- PROBLEM TO WORK ON
Copy out every line of the data exactly.

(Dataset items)
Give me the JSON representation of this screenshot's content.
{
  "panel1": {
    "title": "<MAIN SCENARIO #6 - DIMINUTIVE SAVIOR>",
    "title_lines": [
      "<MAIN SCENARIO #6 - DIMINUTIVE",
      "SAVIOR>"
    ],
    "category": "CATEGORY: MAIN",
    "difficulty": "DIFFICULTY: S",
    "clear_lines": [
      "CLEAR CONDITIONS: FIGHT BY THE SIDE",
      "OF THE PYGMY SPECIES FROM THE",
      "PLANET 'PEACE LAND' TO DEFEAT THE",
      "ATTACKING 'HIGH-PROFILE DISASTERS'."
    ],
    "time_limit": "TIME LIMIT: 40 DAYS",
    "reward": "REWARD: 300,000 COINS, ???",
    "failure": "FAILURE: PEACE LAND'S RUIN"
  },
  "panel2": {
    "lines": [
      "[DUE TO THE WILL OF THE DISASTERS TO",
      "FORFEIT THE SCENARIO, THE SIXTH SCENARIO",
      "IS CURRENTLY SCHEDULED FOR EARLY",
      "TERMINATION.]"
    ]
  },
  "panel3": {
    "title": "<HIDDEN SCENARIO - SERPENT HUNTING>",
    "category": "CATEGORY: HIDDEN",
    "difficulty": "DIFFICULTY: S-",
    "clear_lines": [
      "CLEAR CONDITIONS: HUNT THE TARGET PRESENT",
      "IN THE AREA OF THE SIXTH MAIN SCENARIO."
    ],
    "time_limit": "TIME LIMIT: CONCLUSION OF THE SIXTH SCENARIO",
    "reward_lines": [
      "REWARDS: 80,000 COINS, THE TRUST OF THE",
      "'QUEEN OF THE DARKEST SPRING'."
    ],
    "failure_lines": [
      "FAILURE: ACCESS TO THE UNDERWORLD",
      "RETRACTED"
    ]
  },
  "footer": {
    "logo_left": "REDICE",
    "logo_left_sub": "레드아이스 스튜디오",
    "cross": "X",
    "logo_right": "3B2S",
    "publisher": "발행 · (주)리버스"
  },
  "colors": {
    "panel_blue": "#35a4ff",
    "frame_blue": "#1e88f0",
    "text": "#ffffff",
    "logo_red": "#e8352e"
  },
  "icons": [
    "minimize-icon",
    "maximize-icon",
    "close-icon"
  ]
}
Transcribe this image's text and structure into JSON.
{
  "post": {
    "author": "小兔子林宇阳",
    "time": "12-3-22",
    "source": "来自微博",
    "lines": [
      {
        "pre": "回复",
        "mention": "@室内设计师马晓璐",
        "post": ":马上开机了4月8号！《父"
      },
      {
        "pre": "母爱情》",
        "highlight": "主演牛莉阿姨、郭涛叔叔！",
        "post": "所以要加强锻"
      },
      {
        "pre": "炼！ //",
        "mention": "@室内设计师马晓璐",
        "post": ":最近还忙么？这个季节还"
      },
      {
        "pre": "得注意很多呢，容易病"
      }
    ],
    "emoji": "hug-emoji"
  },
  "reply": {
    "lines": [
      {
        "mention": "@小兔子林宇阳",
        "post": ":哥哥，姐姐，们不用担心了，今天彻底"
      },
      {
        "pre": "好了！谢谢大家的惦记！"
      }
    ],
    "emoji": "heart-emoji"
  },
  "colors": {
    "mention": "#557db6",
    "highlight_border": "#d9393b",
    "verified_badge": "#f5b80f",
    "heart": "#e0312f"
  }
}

- EXERCISE ANSWER
Give me the JSON representation of this screenshot's content.
{
  "panel1": {
    "title": "<MAIN SCENARIO #6 - DIMINUTIVE SAVIOR>",
    "title_lines": [
      "<MAIN SCENARIO #6 - DIMINUTIVE",
      "SAVIOR>"
    ],
    "category": "CATEGORY: MAIN",
    "difficulty": "DIFFICULTY: S",
    "clear_lines": [
      "CLEAR CONDITIONS: FIGHT BY THE SIDE",
      "OF THE PYGMY SPECIES FROM THE",
      "PLANET 'PEACE LAND' TO DEFEAT THE",
      "ATTACKING 'HIGH-PROFILE DISASTERS'."
    ],
    "time_limit": "TIME LIMIT: 40 DAYS",
    "reward": "REWARD: 300,000 COINS, ???",
    "failure": "FAILURE: PEACE LAND'S RUIN"
  },
  "panel2": {
    "lines": [
      "[DUE TO THE WILL OF THE DISASTERS TO",
      "FORFEIT THE SCENARIO, THE SIXTH SCENARIO",
      "IS CURRENTLY SCHEDULED FOR EARLY",
      "TERMINATION.]"
    ]
  },
  "panel3": {
    "title": "<HIDDEN SCENARIO - SERPENT HUNTING>",
    "category": "CATEGORY: HIDDEN",
    "difficulty": "DIFFICULTY: S-",
    "clear_lines": [
      "CLEAR CONDITIONS: HUNT THE TARGET PRESENT",
      "IN THE AREA OF THE SIXTH MAIN SCENARIO."
    ],
    "time_limit": "TIME LIMIT: CONCLUSION OF THE SIXTH SCENARIO",
    "reward_lines": [
      "REWARDS: 80,000 COINS, THE TRUST OF THE",
      "'QUEEN OF THE DARKEST SPRING'."
    ],
    "failure_lines": [
      "FAILURE: ACCESS TO THE UNDERWORLD",
      "RETRACTED"
    ]
  },
  "footer": {
    "logo_left": "REDICE",
    "logo_left_sub": "레드아이스 스튜디오",
    "cross": "X",
    "logo_right": "3B2S",
    "publisher": "발행 · (주)리버스"
  },
  "colors": {
    "panel_blue": "#35a4ff",
    "frame_blue": "#1e88f0",
    "text": "#ffffff",
    "logo_red": "#e8352e"
  },
  "icons": [
    "minimize-icon",
    "maximize-icon",
    "close-icon"
  ]
}
Transcribe this image's text and structure into JSON.
{
  "post": {
    "author": "小兔子林宇阳",
    "time": "12-3-22",
    "source": "来自微博",
    "lines": [
      {
        "pre": "回复",
        "mention": "@室内设计师马晓璐",
        "post": ":马上开机了4月8号！《父"
      },
      {
        "pre": "母爱情》",
        "highlight": "主演牛莉阿姨、郭涛叔叔！",
        "post": "所以要加强锻"
      },
      {
        "pre": "炼！ //",
        "mention": "@室内设计师马晓璐",
        "post": ":最近还忙么？这个季节还"
      },
      {
        "pre": "得注意很多呢，容易病"
      }
    ],
    "emoji": "hug-emoji"
  },
  "reply": {
    "lines": [
      {
        "mention": "@小兔子林宇阳",
        "post": ":哥哥，姐姐，们不用担心了，今天彻底"
      },
      {
        "pre": "好了！谢谢大家的惦记！"
      }
    ],
    "emoji": "heart-emoji"
  },
  "colors": {
    "mention": "#557db6",
    "highlight_border": "#d9393b",
    "verified_badge": "#f5b80f",
    "heart": "#e0312f"
  }
}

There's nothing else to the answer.